Write out all entries word for word.

───

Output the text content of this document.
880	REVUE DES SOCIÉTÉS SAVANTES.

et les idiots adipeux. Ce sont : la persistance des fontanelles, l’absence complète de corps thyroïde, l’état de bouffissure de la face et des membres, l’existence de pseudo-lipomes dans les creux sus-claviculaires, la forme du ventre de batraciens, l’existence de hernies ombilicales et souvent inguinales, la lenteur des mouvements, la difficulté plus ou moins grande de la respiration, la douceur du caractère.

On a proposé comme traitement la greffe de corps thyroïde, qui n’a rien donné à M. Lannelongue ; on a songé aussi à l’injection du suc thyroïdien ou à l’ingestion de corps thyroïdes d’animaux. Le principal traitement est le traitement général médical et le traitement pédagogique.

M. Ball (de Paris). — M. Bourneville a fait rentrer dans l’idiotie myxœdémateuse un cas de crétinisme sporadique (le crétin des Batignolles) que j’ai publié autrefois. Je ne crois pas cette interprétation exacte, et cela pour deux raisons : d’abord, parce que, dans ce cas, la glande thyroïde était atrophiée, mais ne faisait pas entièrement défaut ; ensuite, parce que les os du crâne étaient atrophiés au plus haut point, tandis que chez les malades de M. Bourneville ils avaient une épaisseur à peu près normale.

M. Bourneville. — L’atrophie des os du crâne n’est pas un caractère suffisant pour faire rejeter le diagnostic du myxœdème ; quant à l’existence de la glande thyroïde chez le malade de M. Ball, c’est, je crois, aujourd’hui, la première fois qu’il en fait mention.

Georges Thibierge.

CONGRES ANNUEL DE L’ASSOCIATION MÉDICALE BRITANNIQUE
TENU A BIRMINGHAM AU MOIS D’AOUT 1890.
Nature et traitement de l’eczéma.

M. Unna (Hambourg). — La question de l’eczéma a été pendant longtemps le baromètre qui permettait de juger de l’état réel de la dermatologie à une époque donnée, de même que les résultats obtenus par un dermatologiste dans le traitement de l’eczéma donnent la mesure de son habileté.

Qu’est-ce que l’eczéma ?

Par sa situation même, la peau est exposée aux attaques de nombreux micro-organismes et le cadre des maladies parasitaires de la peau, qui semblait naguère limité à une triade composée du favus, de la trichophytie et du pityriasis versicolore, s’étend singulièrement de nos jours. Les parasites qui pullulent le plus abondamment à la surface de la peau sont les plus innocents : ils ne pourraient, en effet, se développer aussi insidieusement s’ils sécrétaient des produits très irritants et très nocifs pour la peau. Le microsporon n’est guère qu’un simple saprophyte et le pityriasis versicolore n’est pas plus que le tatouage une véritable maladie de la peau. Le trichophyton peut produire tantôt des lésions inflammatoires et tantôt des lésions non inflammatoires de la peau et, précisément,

───

◆ **WRITTEN ANSWER**
Output the text content of this document.
880	REVUE DES SOCIÉTÉS SAVANTES.

et les idiots adipeux. Ce sont : la persistance des fontanelles, l’absence complète de corps thyroïde, l’état de bouffissure de la face et des membres, l’existence de pseudo-lipomes dans les creux sus-claviculaires, la forme du ventre de batraciens, l’existence de hernies ombilicales et souvent inguinales, la lenteur des mouvements, la difficulté plus ou moins grande de la respiration, la douceur du caractère.

On a proposé comme traitement la greffe de corps thyroïde, qui n’a rien donné à M. Lannelongue ; on a songé aussi à l’injection du suc thyroïdien ou à l’ingestion de corps thyroïdes d’animaux. Le principal traitement est le traitement général médical et le traitement pédagogique.

M. Ball (de Paris). — M. Bourneville a fait rentrer dans l’idiotie myxœdémateuse un cas de crétinisme sporadique (le crétin des Batignolles) que j’ai publié autrefois. Je ne crois pas cette interprétation exacte, et cela pour deux raisons : d’abord, parce que, dans ce cas, la glande thyroïde était atrophiée, mais ne faisait pas entièrement défaut ; ensuite, parce que les os du crâne étaient atrophiés au plus haut point, tandis que chez les malades de M. Bourneville ils avaient une épaisseur à peu près normale.

M. Bourneville. — L’atrophie des os du crâne n’est pas un caractère suffisant pour faire rejeter le diagnostic du myxœdème ; quant à l’existence de la glande thyroïde chez le malade de M. Ball, c’est, je crois, aujourd’hui, la première fois qu’il en fait mention.

Georges Thibierge.

CONGRES ANNUEL DE L’ASSOCIATION MÉDICALE BRITANNIQUE
TENU A BIRMINGHAM AU MOIS D’AOUT 1890.
Nature et traitement de l’eczéma.

M. Unna (Hambourg). — La question de l’eczéma a été pendant longtemps le baromètre qui permettait de juger de l’état réel de la dermatologie à une époque donnée, de même que les résultats obtenus par un dermatologiste dans le traitement de l’eczéma donnent la mesure de son habileté.

Qu’est-ce que l’eczéma ?

Par sa situation même, la peau est exposée aux attaques de nombreux micro-organismes et le cadre des maladies parasitaires de la peau, qui semblait naguère limité à une triade composée du favus, de la trichophytie et du pityriasis versicolore, s’étend singulièrement de nos jours. Les parasites qui pullulent le plus abondamment à la surface de la peau sont les plus innocents : ils ne pourraient, en effet, se développer aussi insidieusement s’ils sécrétaient des produits très irritants et très nocifs pour la peau. Le microsporon n’est guère qu’un simple saprophyte et le pityriasis versicolore n’est pas plus que le tatouage une véritable maladie de la peau. Le trichophyton peut produire tantôt des lésions inflammatoires et tantôt des lésions non inflammatoires de la peau et, précisément,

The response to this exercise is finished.